*Provided entries*.
****************************************

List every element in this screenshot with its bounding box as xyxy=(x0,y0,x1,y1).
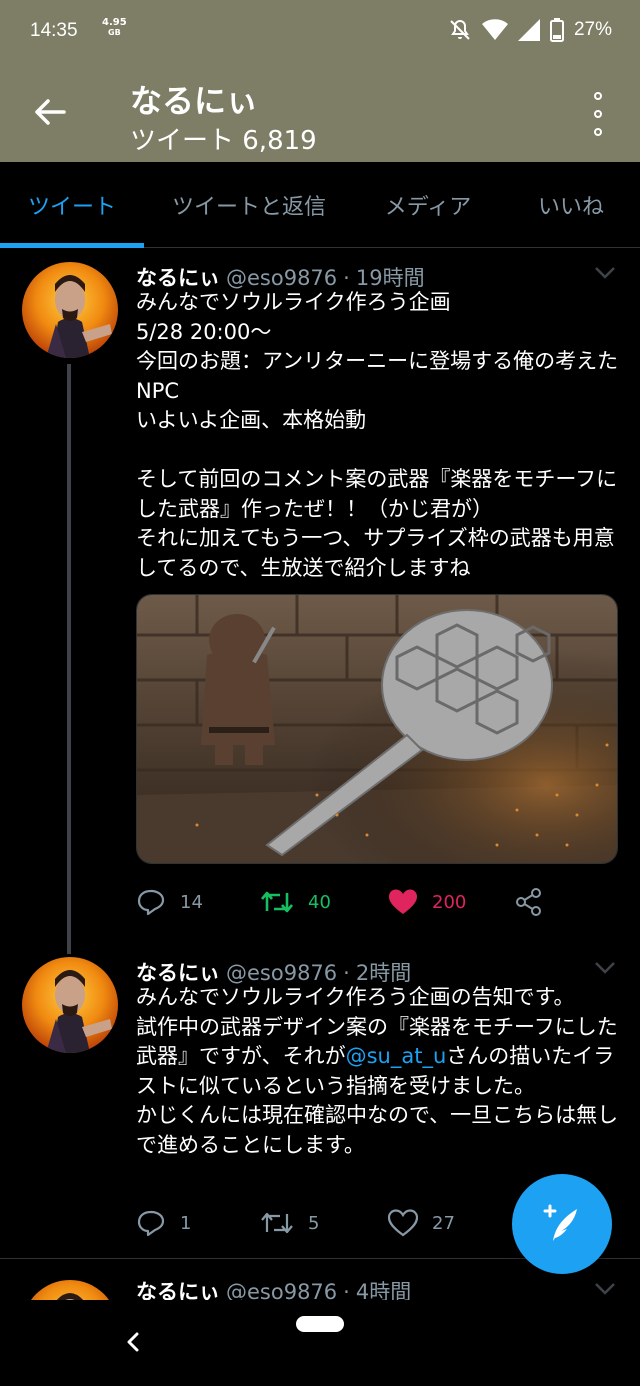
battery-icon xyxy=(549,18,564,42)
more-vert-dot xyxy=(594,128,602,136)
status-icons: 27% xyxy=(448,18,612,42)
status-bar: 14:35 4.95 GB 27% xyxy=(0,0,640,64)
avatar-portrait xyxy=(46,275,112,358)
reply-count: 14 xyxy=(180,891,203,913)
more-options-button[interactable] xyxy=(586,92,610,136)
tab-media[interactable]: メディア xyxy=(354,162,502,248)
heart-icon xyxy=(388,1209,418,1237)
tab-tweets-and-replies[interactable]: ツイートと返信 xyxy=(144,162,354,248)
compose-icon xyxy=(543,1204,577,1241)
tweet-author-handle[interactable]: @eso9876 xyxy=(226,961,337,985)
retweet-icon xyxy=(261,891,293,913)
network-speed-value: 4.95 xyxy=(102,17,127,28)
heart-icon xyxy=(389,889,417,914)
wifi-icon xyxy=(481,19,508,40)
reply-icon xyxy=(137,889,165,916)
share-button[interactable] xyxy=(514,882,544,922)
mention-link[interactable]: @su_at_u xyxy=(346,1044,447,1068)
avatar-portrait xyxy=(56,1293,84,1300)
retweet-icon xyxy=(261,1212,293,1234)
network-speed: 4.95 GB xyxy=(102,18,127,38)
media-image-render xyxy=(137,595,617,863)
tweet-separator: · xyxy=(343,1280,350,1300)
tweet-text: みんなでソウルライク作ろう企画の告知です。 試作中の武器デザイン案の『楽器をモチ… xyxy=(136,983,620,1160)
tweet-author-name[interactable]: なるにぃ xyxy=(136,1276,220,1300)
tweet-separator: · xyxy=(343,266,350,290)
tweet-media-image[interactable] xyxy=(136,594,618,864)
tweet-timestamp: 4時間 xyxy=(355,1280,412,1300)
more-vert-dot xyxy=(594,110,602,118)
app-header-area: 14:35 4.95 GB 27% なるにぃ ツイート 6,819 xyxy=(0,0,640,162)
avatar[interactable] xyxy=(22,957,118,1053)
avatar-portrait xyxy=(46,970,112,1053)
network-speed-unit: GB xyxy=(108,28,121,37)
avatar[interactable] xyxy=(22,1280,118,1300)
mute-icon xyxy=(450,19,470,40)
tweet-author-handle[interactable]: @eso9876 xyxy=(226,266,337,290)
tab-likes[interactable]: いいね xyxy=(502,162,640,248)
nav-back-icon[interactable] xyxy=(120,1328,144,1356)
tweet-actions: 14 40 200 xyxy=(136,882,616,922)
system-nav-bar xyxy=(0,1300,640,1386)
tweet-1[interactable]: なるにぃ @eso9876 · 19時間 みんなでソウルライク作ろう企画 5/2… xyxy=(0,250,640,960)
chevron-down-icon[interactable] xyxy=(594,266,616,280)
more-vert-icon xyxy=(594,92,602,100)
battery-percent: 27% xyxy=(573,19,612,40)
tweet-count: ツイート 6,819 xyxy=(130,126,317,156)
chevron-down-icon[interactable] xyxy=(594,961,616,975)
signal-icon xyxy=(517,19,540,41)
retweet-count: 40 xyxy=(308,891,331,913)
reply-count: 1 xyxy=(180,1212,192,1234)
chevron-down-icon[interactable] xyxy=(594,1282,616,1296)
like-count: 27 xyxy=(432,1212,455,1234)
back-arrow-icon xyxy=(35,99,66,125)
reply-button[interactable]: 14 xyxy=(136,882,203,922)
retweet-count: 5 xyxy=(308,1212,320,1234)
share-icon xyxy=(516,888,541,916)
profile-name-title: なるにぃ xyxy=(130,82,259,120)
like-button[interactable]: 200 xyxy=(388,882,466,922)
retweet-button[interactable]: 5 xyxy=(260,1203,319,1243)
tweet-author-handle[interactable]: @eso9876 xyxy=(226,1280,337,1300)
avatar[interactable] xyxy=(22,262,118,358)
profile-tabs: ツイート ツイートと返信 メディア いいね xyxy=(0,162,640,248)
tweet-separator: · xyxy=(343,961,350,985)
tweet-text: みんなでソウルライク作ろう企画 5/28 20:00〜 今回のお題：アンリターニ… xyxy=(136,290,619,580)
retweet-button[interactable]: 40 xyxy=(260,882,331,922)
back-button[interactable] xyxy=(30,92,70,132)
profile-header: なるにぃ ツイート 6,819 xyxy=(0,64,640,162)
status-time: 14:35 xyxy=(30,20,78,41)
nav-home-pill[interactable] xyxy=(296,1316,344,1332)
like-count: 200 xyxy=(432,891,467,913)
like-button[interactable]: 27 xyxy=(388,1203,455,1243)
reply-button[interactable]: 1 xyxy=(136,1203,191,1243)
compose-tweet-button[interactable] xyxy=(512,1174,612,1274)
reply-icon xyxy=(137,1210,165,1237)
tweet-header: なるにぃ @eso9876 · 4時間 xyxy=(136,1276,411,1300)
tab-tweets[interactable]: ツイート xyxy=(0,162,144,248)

****************************************

*Work to be completed*.
Return every line of the entries above verbatim, leaving out the pictures.

*Solution*.
List every element in this screenshot with its bounding box as xyxy=(x0,y0,x1,y1).
battery-icon xyxy=(549,18,564,42)
more-vert-dot xyxy=(594,128,602,136)
status-icons: 27% xyxy=(448,18,612,42)
status-bar: 14:35 4.95 GB 27% xyxy=(0,0,640,64)
avatar-portrait xyxy=(46,275,112,358)
reply-count: 14 xyxy=(180,891,203,913)
more-options-button[interactable] xyxy=(586,92,610,136)
tab-media[interactable]: メディア xyxy=(354,162,502,248)
heart-icon xyxy=(388,1209,418,1237)
tab-tweets-and-replies[interactable]: ツイートと返信 xyxy=(144,162,354,248)
compose-icon xyxy=(543,1204,577,1241)
tweet-author-handle[interactable]: @eso9876 xyxy=(226,961,337,985)
retweet-icon xyxy=(261,891,293,913)
network-speed-value: 4.95 xyxy=(102,17,127,28)
heart-icon xyxy=(389,889,417,914)
wifi-icon xyxy=(481,19,508,40)
reply-icon xyxy=(137,889,165,916)
share-button[interactable] xyxy=(514,882,544,922)
mention-link[interactable]: @su_at_u xyxy=(346,1044,447,1068)
avatar-portrait xyxy=(56,1293,84,1300)
retweet-icon xyxy=(261,1212,293,1234)
network-speed: 4.95 GB xyxy=(102,18,127,38)
media-image-render xyxy=(137,595,617,863)
tweet-separator: · xyxy=(343,1280,350,1300)
tweet-text: みんなでソウルライク作ろう企画の告知です。 試作中の武器デザイン案の『楽器をモチ… xyxy=(136,983,620,1160)
tweet-author-name[interactable]: なるにぃ xyxy=(136,1276,220,1300)
tweet-separator: · xyxy=(343,266,350,290)
tweet-media-image[interactable] xyxy=(136,594,618,864)
tweet-timestamp: 4時間 xyxy=(355,1280,412,1300)
more-vert-dot xyxy=(594,110,602,118)
app-header-area: 14:35 4.95 GB 27% なるにぃ ツイート 6,819 xyxy=(0,0,640,162)
avatar[interactable] xyxy=(22,957,118,1053)
avatar-portrait xyxy=(46,970,112,1053)
network-speed-unit: GB xyxy=(108,28,121,37)
avatar[interactable] xyxy=(22,1280,118,1300)
mute-icon xyxy=(450,19,470,40)
tweet-author-handle[interactable]: @eso9876 xyxy=(226,266,337,290)
tab-likes[interactable]: いいね xyxy=(502,162,640,248)
nav-back-icon[interactable] xyxy=(120,1328,144,1356)
tweet-actions: 14 40 200 xyxy=(136,882,616,922)
system-nav-bar xyxy=(0,1300,640,1386)
tweet-1[interactable]: なるにぃ @eso9876 · 19時間 みんなでソウルライク作ろう企画 5/2… xyxy=(0,250,640,960)
chevron-down-icon[interactable] xyxy=(594,266,616,280)
more-vert-icon xyxy=(594,92,602,100)
battery-percent: 27% xyxy=(573,19,612,40)
tweet-count: ツイート 6,819 xyxy=(130,126,317,156)
chevron-down-icon[interactable] xyxy=(594,961,616,975)
signal-icon xyxy=(517,19,540,41)
retweet-count: 40 xyxy=(308,891,331,913)
reply-count: 1 xyxy=(180,1212,192,1234)
chevron-down-icon[interactable] xyxy=(594,1282,616,1296)
like-count: 27 xyxy=(432,1212,455,1234)
back-arrow-icon xyxy=(35,99,66,125)
reply-button[interactable]: 14 xyxy=(136,882,203,922)
retweet-count: 5 xyxy=(308,1212,320,1234)
share-icon xyxy=(516,888,541,916)
profile-name-title: なるにぃ xyxy=(130,82,259,120)
like-button[interactable]: 200 xyxy=(388,882,466,922)
retweet-button[interactable]: 5 xyxy=(260,1203,319,1243)
tweet-author-handle[interactable]: @eso9876 xyxy=(226,1280,337,1300)
avatar[interactable] xyxy=(22,262,118,358)
profile-tabs: ツイート ツイートと返信 メディア いいね xyxy=(0,162,640,248)
tweet-separator: · xyxy=(343,961,350,985)
tweet-text: みんなでソウルライク作ろう企画 5/28 20:00〜 今回のお題：アンリターニ… xyxy=(136,290,619,580)
retweet-button[interactable]: 40 xyxy=(260,882,331,922)
back-button[interactable] xyxy=(30,92,70,132)
profile-header: なるにぃ ツイート 6,819 xyxy=(0,64,640,162)
status-time: 14:35 xyxy=(30,20,78,41)
nav-home-pill[interactable] xyxy=(296,1316,344,1332)
like-count: 200 xyxy=(432,891,467,913)
like-button[interactable]: 27 xyxy=(388,1203,455,1243)
reply-button[interactable]: 1 xyxy=(136,1203,191,1243)
compose-tweet-button[interactable] xyxy=(512,1174,612,1274)
reply-icon xyxy=(137,1210,165,1237)
tweet-header: なるにぃ @eso9876 · 4時間 xyxy=(136,1276,411,1300)
tab-tweets[interactable]: ツイート xyxy=(0,162,144,248)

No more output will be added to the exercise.